— DESCRIPTION OF THE TASK —
Among the records below, find each line that includes the string "Обсерваторіи" and copy it.

— Items from a dataset —
++++++++
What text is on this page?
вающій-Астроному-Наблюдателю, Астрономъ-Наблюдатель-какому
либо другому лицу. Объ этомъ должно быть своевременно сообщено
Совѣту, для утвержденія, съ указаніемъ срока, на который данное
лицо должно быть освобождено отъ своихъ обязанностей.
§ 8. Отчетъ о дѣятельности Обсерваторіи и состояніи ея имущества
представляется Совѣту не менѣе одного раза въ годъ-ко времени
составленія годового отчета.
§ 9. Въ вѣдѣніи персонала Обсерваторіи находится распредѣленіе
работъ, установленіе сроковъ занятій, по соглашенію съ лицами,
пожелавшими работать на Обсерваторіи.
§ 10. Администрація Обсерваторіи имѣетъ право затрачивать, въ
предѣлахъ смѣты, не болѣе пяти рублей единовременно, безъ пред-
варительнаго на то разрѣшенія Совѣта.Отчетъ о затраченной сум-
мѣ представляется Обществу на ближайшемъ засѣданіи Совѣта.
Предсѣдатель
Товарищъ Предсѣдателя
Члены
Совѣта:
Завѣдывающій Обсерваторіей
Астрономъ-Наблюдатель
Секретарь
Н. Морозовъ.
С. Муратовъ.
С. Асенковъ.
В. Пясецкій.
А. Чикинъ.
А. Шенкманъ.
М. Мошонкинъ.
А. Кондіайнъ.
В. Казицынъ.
++++++++
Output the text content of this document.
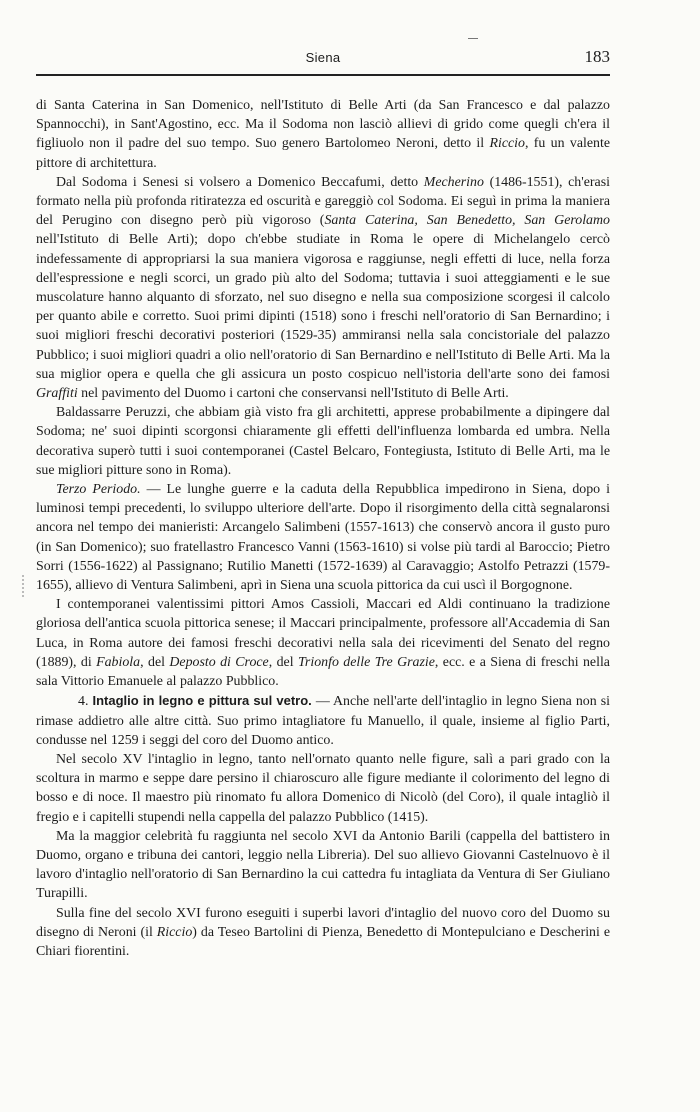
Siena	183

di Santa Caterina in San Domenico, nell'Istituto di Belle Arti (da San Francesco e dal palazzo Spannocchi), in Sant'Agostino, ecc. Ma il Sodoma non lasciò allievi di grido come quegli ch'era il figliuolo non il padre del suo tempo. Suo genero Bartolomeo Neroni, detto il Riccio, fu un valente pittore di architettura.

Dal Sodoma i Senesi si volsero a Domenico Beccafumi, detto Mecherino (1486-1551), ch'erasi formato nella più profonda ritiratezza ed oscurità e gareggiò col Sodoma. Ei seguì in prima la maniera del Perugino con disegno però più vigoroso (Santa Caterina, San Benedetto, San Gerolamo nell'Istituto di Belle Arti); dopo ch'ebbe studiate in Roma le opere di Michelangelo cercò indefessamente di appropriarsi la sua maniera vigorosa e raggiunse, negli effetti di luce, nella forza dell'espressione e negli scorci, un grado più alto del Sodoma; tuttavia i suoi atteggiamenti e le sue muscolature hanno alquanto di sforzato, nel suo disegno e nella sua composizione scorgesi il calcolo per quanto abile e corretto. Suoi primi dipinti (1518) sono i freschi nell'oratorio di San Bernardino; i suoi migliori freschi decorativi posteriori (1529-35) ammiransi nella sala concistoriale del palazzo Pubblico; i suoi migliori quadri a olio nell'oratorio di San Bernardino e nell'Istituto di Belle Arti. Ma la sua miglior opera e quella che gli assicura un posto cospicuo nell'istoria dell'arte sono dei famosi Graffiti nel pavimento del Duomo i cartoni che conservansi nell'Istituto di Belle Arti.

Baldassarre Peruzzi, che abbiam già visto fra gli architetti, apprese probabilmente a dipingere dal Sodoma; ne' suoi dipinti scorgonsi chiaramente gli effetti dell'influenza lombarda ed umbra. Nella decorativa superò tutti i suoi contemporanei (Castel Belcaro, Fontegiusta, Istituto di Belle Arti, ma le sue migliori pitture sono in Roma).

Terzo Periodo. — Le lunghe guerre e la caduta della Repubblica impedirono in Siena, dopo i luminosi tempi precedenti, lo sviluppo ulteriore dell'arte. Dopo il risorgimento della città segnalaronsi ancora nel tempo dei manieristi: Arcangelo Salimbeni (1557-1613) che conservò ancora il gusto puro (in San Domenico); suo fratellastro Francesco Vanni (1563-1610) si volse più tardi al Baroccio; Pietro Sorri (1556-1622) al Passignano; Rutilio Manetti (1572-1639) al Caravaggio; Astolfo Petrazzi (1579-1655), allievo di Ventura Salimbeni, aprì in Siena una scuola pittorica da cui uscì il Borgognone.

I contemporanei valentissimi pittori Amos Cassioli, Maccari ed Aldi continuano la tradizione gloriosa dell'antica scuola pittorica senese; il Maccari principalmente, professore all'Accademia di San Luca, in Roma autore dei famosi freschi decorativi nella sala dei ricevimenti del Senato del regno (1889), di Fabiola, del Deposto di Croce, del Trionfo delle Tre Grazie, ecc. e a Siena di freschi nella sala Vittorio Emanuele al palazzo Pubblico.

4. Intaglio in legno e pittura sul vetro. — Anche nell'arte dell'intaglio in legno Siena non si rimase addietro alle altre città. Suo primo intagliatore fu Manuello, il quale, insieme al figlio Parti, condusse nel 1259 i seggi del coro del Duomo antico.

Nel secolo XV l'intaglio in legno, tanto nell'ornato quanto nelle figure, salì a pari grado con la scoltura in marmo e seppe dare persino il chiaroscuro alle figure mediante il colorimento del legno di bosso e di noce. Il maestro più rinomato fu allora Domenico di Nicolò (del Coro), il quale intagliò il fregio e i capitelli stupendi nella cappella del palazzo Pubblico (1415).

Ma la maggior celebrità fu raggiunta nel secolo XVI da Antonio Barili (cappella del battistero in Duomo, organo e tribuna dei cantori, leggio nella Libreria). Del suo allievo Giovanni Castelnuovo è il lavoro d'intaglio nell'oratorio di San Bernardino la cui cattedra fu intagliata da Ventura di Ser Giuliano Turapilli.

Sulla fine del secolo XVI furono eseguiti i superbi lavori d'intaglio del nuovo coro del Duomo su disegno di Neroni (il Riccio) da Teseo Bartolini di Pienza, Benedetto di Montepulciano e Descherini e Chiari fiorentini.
++++++++
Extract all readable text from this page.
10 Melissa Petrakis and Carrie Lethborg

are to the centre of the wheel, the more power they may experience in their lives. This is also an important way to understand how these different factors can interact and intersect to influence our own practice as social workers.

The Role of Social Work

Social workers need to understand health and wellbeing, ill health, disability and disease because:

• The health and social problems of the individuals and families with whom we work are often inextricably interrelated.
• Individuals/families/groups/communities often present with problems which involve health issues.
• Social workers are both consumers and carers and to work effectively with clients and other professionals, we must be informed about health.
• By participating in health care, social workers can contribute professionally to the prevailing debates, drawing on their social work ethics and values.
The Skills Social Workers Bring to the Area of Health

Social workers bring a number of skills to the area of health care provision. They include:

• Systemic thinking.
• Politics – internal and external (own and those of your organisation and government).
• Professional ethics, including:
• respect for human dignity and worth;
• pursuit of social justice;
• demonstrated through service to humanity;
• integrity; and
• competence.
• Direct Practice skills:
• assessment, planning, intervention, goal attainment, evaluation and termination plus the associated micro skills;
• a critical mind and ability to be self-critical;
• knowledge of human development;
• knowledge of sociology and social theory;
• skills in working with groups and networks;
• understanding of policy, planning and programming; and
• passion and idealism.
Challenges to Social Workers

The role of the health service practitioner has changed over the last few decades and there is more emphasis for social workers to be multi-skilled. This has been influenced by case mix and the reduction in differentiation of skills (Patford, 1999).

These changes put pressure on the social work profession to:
++++++++
— WRITTEN RESPONSE —
§ 8. Отчетъ о дѣятельности Обсерваторіи и состояніи ея имущества
§ 9. Въ вѣдѣніи персонала Обсерваторіи находится распредѣленіе
пожелавшими работать на Обсерваторіи.
§ 10. Администрація Обсерваторіи имѣетъ право затрачивать, въ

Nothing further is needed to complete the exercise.